For the entries below, how many lines include the word "gemeente"? Give the figure and nothing more.

========

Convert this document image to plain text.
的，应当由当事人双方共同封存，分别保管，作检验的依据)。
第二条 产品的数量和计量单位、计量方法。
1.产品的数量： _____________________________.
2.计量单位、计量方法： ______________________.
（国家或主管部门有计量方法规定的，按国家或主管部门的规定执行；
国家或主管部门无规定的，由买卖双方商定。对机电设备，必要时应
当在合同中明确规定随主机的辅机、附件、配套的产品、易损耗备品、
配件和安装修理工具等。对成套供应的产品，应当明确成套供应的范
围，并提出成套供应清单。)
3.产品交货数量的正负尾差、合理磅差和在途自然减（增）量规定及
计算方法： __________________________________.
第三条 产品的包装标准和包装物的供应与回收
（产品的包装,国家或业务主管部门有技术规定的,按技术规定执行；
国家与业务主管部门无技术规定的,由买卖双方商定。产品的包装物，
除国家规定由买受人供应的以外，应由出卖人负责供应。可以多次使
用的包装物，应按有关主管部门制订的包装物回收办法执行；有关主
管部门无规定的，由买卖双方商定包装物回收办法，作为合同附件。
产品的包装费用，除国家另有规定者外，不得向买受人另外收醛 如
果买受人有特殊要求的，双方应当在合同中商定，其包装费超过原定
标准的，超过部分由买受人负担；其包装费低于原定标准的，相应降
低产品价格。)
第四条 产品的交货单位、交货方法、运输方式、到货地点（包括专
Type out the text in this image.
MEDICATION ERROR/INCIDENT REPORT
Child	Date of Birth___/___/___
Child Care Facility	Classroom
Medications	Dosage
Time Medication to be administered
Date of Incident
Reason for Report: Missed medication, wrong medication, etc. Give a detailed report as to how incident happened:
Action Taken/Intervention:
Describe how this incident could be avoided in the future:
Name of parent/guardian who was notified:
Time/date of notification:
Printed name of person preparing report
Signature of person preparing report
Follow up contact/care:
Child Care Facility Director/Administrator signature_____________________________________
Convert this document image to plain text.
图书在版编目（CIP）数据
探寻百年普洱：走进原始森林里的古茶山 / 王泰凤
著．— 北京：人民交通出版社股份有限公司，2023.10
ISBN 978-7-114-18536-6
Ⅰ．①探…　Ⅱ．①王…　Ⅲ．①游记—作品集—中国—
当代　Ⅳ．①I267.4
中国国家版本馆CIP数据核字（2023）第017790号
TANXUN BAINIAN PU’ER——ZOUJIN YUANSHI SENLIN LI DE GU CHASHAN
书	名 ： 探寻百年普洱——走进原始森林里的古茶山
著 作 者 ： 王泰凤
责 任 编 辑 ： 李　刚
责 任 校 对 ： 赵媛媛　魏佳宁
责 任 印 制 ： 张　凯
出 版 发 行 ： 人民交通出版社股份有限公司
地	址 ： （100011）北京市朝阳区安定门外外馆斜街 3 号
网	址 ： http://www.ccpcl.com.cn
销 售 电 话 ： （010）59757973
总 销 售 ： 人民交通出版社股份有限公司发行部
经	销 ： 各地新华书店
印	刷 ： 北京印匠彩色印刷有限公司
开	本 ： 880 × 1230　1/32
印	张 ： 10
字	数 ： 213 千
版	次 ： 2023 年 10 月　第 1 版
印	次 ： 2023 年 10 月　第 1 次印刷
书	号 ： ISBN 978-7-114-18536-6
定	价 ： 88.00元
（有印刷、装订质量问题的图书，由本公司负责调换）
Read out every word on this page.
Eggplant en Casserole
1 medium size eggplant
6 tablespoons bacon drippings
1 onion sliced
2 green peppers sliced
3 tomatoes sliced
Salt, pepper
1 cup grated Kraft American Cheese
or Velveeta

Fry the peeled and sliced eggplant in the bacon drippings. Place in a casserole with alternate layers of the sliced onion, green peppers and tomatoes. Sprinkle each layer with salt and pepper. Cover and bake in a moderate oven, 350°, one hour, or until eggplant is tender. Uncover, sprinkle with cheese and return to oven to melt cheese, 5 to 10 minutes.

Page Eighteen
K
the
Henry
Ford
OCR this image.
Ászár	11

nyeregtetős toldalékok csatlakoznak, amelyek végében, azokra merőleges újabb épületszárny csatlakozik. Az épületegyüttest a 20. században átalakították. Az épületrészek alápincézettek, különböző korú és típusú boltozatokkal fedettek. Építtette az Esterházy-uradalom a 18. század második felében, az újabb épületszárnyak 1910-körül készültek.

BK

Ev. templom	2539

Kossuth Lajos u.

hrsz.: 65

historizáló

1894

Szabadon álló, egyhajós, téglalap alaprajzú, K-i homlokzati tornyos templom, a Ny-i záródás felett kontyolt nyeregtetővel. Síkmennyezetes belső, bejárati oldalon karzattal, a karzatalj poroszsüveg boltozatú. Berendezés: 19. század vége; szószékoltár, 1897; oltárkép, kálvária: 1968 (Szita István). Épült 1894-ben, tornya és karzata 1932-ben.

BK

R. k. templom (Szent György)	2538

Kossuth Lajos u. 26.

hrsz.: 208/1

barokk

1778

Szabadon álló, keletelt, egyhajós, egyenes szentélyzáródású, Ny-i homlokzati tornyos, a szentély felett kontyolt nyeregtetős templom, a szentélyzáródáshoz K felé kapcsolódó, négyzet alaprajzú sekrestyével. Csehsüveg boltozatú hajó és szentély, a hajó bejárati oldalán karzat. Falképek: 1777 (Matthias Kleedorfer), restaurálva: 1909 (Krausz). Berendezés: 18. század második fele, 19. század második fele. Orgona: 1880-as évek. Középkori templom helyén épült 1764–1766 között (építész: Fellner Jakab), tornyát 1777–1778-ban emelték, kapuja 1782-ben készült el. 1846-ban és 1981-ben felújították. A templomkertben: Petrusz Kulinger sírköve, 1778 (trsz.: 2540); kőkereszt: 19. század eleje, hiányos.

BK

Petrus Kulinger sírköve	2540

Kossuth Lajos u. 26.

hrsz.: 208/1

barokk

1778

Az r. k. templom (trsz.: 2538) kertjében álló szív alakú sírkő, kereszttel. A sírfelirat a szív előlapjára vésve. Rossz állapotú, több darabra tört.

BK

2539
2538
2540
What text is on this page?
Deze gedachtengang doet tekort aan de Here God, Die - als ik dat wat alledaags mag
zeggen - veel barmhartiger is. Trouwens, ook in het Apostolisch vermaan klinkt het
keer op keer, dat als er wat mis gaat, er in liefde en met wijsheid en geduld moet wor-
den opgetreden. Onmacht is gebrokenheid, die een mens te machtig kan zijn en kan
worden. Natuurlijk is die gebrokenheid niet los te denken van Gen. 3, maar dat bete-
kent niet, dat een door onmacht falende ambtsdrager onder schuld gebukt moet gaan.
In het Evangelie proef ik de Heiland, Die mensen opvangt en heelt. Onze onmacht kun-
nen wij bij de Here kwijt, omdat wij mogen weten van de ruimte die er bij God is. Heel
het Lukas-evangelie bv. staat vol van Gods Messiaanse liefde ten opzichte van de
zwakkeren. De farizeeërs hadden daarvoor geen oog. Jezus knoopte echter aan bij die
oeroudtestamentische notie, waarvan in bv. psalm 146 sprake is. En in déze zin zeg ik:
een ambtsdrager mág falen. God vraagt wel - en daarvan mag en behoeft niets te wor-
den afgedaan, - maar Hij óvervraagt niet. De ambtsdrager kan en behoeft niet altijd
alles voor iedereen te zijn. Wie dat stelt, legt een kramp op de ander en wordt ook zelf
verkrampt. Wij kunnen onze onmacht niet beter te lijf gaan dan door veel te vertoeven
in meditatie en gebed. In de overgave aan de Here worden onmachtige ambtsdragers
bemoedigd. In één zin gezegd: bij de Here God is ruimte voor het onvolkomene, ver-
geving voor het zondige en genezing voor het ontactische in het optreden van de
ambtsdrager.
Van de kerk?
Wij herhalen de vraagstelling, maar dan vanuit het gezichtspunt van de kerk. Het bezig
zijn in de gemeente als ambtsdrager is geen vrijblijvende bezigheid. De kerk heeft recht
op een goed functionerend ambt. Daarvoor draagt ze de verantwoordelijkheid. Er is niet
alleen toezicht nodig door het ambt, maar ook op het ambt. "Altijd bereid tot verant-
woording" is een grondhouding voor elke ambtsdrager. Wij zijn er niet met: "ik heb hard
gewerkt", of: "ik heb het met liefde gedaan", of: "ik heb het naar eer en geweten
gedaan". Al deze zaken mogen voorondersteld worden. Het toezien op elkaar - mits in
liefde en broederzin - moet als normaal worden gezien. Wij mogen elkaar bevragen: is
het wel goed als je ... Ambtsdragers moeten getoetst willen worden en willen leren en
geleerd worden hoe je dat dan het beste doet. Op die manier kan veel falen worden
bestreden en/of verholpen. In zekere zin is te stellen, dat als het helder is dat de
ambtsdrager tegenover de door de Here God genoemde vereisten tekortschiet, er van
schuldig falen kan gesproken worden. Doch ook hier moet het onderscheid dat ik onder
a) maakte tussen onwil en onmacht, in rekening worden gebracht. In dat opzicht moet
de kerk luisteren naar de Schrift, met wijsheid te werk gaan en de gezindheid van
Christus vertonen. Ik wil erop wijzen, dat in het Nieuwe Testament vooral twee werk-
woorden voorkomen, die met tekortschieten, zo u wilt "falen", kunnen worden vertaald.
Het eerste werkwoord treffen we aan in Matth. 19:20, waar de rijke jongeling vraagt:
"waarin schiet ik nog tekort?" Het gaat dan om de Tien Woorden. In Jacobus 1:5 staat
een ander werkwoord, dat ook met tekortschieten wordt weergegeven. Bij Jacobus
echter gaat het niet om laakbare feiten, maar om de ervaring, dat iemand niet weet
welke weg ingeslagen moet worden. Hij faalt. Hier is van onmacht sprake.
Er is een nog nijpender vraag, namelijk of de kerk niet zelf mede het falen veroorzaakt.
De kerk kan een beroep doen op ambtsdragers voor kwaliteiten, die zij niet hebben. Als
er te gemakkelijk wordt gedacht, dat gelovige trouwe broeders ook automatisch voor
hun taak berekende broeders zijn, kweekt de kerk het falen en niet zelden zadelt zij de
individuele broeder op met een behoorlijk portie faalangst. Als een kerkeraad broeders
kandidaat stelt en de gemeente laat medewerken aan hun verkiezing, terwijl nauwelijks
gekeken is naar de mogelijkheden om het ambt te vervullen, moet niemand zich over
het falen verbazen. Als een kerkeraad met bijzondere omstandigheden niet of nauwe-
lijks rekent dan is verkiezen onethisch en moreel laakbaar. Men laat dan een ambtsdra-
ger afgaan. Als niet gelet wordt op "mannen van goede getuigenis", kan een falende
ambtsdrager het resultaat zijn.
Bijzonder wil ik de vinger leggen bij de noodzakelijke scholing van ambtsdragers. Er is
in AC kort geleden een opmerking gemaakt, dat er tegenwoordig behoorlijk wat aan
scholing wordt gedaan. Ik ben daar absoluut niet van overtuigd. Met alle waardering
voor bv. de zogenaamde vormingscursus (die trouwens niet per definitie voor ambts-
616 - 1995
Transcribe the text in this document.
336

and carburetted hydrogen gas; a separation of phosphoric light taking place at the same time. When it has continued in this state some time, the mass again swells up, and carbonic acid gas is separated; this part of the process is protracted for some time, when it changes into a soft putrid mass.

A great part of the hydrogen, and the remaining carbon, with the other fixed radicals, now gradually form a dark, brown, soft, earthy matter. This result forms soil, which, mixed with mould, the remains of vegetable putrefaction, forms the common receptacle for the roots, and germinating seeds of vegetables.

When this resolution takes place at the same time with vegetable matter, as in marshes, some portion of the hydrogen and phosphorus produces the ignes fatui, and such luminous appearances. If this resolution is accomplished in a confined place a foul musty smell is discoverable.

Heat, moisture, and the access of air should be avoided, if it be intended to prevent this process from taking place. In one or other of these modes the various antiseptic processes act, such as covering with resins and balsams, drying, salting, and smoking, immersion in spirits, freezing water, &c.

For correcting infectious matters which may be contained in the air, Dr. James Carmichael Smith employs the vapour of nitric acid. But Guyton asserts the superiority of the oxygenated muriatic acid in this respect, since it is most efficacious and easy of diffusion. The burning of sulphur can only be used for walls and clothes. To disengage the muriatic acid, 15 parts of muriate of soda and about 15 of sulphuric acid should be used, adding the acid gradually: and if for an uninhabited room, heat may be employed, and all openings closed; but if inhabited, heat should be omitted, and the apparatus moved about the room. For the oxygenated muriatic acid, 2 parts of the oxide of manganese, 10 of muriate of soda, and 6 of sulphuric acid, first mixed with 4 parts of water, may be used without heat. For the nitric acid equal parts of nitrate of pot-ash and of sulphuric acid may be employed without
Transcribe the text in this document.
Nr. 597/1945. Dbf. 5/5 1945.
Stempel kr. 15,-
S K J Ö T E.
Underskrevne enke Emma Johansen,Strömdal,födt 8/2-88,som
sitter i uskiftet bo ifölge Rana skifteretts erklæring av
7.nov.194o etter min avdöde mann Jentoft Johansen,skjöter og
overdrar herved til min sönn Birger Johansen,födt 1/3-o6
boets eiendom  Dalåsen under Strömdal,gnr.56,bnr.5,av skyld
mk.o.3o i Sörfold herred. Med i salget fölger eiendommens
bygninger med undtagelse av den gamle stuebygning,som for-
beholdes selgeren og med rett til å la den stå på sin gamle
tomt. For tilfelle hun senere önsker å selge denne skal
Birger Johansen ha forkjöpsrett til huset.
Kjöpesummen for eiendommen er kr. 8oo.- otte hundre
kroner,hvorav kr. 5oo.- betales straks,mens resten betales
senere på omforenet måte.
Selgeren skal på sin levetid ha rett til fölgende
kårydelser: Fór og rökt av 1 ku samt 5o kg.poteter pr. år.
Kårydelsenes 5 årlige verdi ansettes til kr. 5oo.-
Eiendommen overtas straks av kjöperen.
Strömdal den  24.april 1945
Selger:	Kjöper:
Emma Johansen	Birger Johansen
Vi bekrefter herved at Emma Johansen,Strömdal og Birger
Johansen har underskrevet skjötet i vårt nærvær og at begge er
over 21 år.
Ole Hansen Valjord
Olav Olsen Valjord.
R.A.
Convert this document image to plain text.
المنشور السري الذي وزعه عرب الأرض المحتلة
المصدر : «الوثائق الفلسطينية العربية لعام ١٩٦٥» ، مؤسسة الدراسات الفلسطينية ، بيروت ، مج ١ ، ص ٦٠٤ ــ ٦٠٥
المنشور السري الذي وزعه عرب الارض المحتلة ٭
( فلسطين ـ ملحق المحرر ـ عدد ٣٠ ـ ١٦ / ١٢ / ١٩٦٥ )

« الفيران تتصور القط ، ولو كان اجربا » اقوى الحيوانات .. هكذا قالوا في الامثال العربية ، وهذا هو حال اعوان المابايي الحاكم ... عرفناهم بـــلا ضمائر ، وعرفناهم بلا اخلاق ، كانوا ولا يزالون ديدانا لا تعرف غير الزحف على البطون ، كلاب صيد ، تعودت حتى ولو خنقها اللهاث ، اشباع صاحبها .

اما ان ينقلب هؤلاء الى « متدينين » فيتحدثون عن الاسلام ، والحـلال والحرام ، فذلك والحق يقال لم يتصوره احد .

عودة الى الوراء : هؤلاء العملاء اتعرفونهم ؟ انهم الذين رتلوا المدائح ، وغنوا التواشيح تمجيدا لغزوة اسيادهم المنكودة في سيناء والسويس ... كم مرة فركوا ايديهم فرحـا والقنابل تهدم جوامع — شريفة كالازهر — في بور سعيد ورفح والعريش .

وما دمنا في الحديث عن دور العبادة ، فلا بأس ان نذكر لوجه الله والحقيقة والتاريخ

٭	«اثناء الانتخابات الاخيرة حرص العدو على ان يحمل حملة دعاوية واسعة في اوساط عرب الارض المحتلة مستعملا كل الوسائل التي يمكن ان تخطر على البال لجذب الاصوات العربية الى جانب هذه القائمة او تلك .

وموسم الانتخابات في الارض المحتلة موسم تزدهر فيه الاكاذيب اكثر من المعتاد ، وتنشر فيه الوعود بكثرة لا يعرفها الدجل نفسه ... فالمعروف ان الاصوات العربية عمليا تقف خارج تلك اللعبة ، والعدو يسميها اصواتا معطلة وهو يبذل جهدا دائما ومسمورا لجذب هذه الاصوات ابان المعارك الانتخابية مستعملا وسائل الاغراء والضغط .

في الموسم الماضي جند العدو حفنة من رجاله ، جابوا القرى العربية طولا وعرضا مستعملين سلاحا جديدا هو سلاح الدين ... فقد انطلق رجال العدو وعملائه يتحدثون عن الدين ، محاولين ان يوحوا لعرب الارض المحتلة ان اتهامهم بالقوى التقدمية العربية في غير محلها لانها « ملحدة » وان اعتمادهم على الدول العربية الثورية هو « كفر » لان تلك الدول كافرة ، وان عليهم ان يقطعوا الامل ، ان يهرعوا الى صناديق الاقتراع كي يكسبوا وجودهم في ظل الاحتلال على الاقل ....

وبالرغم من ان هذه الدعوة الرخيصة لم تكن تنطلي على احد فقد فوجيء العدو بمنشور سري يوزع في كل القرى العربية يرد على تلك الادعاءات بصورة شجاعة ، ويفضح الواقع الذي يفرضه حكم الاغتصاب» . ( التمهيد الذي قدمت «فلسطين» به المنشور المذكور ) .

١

========

Task solution => 2